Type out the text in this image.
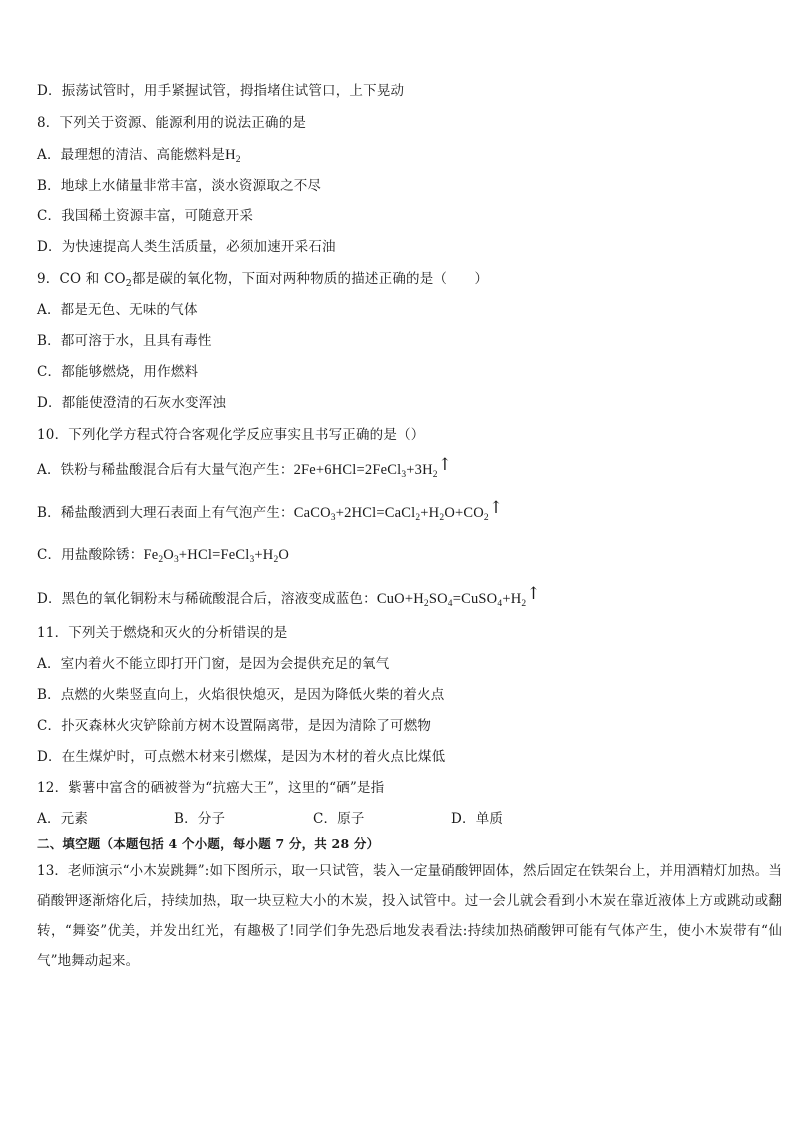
D．振荡试管时，用手紧握试管，拇指堵住试管口，上下晃动
8．下列关于资源、能源利用的说法正确的是
A．最理想的清洁、高能燃料是$H_2$
B．地球上水储量非常丰富，淡水资源取之不尽
C．我国稀土资源丰富，可随意开采
D．为快速提高人类生活质量，必须加速开采石油
9．CO 和 $CO_2$都是碳的氧化物，下面对两种物质的描述正确的是（　　）
A．都是无色、无味的气体
B．都可溶于水，且具有毒性
C．都能够燃烧，用作燃料
D．都能使澄清的石灰水变浑浊
10．下列化学方程式符合客观化学反应事实且书写正确的是（）
A．铁粉与稀盐酸混合后有大量气泡产生：$2Fe+6HCl=2FeCl_3+3H_2↑$
B．稀盐酸洒到大理石表面上有气泡产生：$CaCO_3+2HCl=CaCl_2+H_2O+CO_2↑$
C．用盐酸除锈：$Fe_2O_3+HCl=FeCl_3+H_2O$
D．黑色的氧化铜粉末与稀硫酸混合后，溶液变成蓝色：$CuO+H_2SO_4=CuSO_4+H_2↑$
11．下列关于燃烧和灭火的分析错误的是
A．室内着火不能立即打开门窗，是因为会提供充足的氧气
B．点燃的火柴竖直向上，火焰很快熄灭，是因为降低火柴的着火点
C．扑灭森林火灾铲除前方树木设置隔离带，是因为清除了可燃物
D．在生煤炉时，可点燃木材来引燃煤，是因为木材的着火点比煤低
12．紫薯中富含的硒被誉为“抗癌大王”，这里的“硒”是指
A．元素	B．分子	C．原子	D．单质
二、填空题（本题包括 4 个小题，每小题 7 分，共 28 分）
13．老师演示“小木炭跳舞”:如下图所示，取一只试管，装入一定量硝酸钾固体，然后固定在铁架台上，并用酒精灯加热。当硝酸钾逐渐熔化后，持续加热，取一块豆粒大小的木炭，投入试管中。过一会儿就会看到小木炭在靠近液体上方或跳动或翻转，“舞姿”优美，并发出红光，有趣极了!同学们争先恐后地发表看法:持续加热硝酸钾可能有气体产生，使小木炭带有“仙气”地舞动起来。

┄┄┄┄┄┄

» **Exercise details**
What comes back should match the records exactly, minus any pictures.

» **Correct output**
Type out the text in this image.
D．振荡试管时，用手紧握试管，拇指堵住试管口，上下晃动
8．下列关于资源、能源利用的说法正确的是
A．最理想的清洁、高能燃料是$H_2$
B．地球上水储量非常丰富，淡水资源取之不尽
C．我国稀土资源丰富，可随意开采
D．为快速提高人类生活质量，必须加速开采石油
9．CO 和 $CO_2$都是碳的氧化物，下面对两种物质的描述正确的是（　　）
A．都是无色、无味的气体
B．都可溶于水，且具有毒性
C．都能够燃烧，用作燃料
D．都能使澄清的石灰水变浑浊
10．下列化学方程式符合客观化学反应事实且书写正确的是（）
A．铁粉与稀盐酸混合后有大量气泡产生：$2Fe+6HCl=2FeCl_3+3H_2↑$
B．稀盐酸洒到大理石表面上有气泡产生：$CaCO_3+2HCl=CaCl_2+H_2O+CO_2↑$
C．用盐酸除锈：$Fe_2O_3+HCl=FeCl_3+H_2O$
D．黑色的氧化铜粉末与稀硫酸混合后，溶液变成蓝色：$CuO+H_2SO_4=CuSO_4+H_2↑$
11．下列关于燃烧和灭火的分析错误的是
A．室内着火不能立即打开门窗，是因为会提供充足的氧气
B．点燃的火柴竖直向上，火焰很快熄灭，是因为降低火柴的着火点
C．扑灭森林火灾铲除前方树木设置隔离带，是因为清除了可燃物
D．在生煤炉时，可点燃木材来引燃煤，是因为木材的着火点比煤低
12．紫薯中富含的硒被誉为“抗癌大王”，这里的“硒”是指
A．元素	B．分子	C．原子	D．单质
二、填空题（本题包括 4 个小题，每小题 7 分，共 28 分）
13．老师演示“小木炭跳舞”:如下图所示，取一只试管，装入一定量硝酸钾固体，然后固定在铁架台上，并用酒精灯加热。当硝酸钾逐渐熔化后，持续加热，取一块豆粒大小的木炭，投入试管中。过一会儿就会看到小木炭在靠近液体上方或跳动或翻转，“舞姿”优美，并发出红光，有趣极了!同学们争先恐后地发表看法:持续加热硝酸钾可能有气体产生，使小木炭带有“仙气”地舞动起来。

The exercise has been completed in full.